§ **Prompt**: In the email excerpt about the dropped sexual assault case, write out the part starting at "An email from" and ending at "is not acceptable.", substituting "improper" for "unprofessional".

§ **Provided passage**:
▬▬▬▬▬▬

An email from Thompson to King obtained by Central Michigan Life shows a different story. Thompson sent a blistering rebuke after he learned that his name was used to try to convince Wilson that her case is too weak to take to trial.
“... It is a rare sexual assault case that is not difficult. The case was dropped prior to any substantive discussions with me. Had I been consulted I would have been able to address how you could overcome some of these difficulties,” Thompson wrote. “Not only was Holmes not telling the truth, it was unprofessional behavior attempting to make me the one responsible for your office not moving forward with the case. Because of the actions of your office a young woman and probably a few others at that meeting question who I am. This is not acceptable.
“I have attempted to speak with Holmes but my call has not been returned. I want to know what will be done to attempt to make this situation right and the survivor be given the truth. That truth seems to be the prosecutor’s office has to be assured of a win otherwise it does not either have the legal skills or desire to take on a difficult case.”

▬▬▬▬▬▬

§ **Listed records**:
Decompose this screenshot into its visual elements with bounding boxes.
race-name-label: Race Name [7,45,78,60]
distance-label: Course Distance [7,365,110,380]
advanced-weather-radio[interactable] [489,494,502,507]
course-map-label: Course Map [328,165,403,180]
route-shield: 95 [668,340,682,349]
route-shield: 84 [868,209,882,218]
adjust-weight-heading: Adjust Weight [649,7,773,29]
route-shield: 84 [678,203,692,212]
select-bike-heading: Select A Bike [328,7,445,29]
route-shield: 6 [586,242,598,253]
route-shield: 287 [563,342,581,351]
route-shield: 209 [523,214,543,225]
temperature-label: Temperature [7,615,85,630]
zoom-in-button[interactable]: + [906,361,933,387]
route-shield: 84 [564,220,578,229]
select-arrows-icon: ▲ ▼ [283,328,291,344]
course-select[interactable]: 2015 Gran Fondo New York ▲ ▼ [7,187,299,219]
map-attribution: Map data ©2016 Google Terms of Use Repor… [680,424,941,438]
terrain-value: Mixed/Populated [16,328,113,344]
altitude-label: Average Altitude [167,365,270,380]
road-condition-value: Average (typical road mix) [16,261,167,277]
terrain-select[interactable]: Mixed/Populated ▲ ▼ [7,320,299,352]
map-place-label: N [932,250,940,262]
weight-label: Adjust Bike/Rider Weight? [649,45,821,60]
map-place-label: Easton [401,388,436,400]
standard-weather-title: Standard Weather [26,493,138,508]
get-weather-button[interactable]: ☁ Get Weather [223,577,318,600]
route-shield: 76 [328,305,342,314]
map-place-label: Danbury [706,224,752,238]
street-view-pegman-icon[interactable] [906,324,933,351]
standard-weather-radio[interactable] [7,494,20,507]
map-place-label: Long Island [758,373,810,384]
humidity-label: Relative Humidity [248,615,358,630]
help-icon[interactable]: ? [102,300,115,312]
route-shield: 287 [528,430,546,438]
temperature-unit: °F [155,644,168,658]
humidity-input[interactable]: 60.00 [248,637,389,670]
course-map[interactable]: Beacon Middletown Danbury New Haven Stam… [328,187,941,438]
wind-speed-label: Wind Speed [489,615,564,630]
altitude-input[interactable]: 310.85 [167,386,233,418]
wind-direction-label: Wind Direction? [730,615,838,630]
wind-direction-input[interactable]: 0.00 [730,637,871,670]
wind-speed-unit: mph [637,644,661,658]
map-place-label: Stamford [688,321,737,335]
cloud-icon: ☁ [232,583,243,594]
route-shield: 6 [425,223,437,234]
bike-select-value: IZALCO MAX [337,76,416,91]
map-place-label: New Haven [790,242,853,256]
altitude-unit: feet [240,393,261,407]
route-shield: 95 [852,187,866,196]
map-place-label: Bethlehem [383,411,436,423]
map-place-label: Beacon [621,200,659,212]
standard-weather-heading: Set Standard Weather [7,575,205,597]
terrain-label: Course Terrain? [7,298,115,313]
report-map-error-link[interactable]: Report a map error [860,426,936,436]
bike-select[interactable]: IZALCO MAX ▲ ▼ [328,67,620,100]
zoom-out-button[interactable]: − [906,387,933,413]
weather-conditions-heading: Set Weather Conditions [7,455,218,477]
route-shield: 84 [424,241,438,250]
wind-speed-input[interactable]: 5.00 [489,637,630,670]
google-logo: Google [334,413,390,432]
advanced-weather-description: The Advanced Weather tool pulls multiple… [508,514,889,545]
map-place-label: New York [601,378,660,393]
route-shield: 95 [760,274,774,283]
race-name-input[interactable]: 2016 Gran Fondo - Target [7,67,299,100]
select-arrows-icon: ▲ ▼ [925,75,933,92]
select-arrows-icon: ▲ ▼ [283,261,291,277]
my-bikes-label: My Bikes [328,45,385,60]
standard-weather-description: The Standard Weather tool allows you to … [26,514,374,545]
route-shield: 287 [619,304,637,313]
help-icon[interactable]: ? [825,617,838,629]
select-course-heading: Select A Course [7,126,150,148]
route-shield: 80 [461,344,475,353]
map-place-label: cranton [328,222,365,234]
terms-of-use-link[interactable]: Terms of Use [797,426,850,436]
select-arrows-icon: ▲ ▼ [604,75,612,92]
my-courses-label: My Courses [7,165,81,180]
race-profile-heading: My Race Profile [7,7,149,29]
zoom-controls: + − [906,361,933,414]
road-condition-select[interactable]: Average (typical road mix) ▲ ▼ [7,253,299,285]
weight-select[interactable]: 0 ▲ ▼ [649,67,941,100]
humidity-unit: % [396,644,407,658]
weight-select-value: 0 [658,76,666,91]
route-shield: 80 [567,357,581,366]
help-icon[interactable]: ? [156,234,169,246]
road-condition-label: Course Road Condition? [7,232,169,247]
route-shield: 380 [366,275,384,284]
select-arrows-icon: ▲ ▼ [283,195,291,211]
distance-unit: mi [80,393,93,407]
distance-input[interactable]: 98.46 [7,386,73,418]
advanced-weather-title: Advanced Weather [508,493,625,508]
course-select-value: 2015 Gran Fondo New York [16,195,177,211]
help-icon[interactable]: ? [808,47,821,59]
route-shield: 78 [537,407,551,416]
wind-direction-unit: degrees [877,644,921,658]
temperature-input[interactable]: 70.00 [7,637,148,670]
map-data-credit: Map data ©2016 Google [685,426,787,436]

▬▬▬▬▬▬

§ **Exercise output**:
An email from Thompson to King obtained by Central Michigan Life shows a different story. Thompson sent a blistering rebuke after he learned that his name was used to try to convince Wilson that her case is too weak to take to trial.
“... It is a rare sexual assault case that is not difficult. The case was dropped prior to any substantive discussions with me. Had I been consulted I would have been able to address how you could overcome some of these difficulties,” Thompson wrote. “Not only was Holmes not telling the truth, it was improper behavior attempting to make me the one responsible for your office not moving forward with the case. Because of the actions of your office a young woman and probably a few others at that meeting question who I am. This is not acceptable.